Extracted records:
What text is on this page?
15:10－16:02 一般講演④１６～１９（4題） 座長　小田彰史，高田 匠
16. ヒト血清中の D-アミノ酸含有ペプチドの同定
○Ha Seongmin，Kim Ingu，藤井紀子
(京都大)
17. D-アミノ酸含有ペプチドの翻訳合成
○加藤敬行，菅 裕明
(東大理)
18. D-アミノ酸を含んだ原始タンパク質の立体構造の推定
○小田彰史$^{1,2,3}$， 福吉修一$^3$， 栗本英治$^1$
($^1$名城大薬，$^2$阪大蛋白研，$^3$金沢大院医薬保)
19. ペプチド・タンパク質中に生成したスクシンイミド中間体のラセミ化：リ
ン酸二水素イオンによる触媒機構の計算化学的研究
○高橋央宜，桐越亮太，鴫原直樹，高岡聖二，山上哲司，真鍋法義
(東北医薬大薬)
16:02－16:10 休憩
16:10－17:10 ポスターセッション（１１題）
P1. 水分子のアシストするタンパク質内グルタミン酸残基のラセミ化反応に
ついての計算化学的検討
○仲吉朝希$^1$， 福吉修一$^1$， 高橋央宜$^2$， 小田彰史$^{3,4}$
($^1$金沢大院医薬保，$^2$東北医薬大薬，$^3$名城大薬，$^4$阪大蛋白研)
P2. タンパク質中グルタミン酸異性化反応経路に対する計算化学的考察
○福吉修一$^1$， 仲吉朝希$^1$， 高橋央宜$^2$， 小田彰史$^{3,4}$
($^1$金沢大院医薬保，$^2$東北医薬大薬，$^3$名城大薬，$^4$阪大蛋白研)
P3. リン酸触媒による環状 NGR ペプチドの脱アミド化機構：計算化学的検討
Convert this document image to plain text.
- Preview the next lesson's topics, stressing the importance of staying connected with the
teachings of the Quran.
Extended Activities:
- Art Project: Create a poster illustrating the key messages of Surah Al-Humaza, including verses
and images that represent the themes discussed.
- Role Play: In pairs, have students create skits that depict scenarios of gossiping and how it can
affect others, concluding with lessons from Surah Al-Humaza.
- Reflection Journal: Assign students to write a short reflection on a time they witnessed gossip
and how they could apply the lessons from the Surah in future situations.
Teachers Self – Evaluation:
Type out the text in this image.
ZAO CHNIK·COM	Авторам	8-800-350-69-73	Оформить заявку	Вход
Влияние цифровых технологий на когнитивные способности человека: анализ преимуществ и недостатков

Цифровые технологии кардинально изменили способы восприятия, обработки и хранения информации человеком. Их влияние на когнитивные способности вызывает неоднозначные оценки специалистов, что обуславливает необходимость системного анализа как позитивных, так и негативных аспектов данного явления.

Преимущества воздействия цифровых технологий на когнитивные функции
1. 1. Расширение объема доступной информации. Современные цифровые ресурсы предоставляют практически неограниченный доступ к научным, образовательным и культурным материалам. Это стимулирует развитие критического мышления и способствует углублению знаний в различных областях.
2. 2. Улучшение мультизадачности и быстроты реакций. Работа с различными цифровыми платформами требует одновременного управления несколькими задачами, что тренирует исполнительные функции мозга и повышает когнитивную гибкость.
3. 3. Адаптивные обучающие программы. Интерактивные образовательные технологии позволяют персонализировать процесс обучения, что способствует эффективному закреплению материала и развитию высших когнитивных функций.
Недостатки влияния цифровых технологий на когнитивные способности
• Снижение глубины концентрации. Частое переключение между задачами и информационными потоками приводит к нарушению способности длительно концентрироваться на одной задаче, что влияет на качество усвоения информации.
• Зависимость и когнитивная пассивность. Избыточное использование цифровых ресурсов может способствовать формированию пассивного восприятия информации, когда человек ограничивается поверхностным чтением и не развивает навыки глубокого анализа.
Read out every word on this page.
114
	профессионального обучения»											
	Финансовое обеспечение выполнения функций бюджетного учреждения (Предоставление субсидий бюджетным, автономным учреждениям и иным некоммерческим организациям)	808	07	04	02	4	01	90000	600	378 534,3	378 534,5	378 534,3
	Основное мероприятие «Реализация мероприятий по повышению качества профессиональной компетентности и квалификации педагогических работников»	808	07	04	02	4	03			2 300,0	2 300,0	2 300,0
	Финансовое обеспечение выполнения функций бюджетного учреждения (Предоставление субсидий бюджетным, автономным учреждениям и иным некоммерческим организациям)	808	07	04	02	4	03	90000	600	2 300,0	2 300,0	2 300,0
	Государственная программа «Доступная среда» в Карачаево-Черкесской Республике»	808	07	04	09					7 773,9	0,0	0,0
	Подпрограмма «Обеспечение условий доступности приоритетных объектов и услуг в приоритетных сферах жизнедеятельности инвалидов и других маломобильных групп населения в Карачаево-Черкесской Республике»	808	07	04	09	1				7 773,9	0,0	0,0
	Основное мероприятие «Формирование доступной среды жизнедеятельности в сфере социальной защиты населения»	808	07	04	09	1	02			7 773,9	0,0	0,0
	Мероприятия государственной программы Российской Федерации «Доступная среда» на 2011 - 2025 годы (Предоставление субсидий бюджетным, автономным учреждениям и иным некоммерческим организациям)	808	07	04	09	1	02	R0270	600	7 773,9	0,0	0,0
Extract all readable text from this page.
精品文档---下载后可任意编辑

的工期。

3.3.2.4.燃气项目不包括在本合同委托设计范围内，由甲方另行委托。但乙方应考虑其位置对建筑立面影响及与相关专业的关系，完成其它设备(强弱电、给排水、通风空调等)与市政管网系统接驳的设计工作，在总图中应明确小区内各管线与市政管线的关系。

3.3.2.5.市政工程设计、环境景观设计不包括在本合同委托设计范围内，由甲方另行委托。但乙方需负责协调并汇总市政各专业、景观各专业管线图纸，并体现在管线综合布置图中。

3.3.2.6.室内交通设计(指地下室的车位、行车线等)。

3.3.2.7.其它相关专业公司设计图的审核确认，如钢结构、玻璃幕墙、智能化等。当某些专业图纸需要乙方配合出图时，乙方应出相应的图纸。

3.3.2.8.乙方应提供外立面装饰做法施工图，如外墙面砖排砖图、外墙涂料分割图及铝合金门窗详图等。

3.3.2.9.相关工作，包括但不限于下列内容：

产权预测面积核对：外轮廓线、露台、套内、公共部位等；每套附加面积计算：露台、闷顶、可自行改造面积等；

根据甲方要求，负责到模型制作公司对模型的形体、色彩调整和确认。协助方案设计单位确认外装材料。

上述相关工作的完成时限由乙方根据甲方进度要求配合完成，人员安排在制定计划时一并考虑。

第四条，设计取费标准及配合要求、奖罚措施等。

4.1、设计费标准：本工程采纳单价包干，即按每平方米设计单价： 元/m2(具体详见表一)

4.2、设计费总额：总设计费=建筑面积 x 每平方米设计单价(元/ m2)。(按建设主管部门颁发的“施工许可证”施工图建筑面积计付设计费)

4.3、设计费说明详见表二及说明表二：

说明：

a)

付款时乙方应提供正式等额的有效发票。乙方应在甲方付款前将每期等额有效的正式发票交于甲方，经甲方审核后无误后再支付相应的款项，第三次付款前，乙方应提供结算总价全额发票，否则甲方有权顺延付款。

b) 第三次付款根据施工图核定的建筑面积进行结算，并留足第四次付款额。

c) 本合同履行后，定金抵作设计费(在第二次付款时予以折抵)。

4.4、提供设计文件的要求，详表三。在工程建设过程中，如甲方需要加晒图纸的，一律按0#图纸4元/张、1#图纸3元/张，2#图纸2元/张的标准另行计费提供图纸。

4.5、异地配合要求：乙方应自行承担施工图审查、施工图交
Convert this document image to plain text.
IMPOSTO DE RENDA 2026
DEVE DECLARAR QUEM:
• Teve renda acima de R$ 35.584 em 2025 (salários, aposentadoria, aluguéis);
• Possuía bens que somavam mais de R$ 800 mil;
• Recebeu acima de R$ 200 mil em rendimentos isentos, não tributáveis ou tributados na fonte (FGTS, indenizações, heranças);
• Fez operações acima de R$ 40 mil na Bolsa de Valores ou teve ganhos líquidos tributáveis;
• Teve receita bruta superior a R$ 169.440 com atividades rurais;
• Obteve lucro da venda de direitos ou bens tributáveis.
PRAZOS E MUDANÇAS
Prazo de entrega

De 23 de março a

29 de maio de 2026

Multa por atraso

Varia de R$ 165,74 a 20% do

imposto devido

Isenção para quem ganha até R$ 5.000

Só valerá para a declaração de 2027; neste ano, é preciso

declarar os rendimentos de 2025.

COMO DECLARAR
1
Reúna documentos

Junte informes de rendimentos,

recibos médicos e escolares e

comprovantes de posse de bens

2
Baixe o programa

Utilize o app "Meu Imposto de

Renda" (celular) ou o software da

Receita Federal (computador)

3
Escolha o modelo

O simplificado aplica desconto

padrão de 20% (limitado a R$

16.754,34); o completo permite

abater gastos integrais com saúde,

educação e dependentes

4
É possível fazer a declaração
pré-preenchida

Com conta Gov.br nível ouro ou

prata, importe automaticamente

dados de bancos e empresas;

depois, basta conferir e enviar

* _PROBLEM_
Return each line among the entries that holds the word "bens".

* _COMPLETED TASK_
• Possuía bens que somavam mais de R$ 800 mil;
• Obteve lucro da venda de direitos ou bens tributáveis.
comprovantes de posse de bens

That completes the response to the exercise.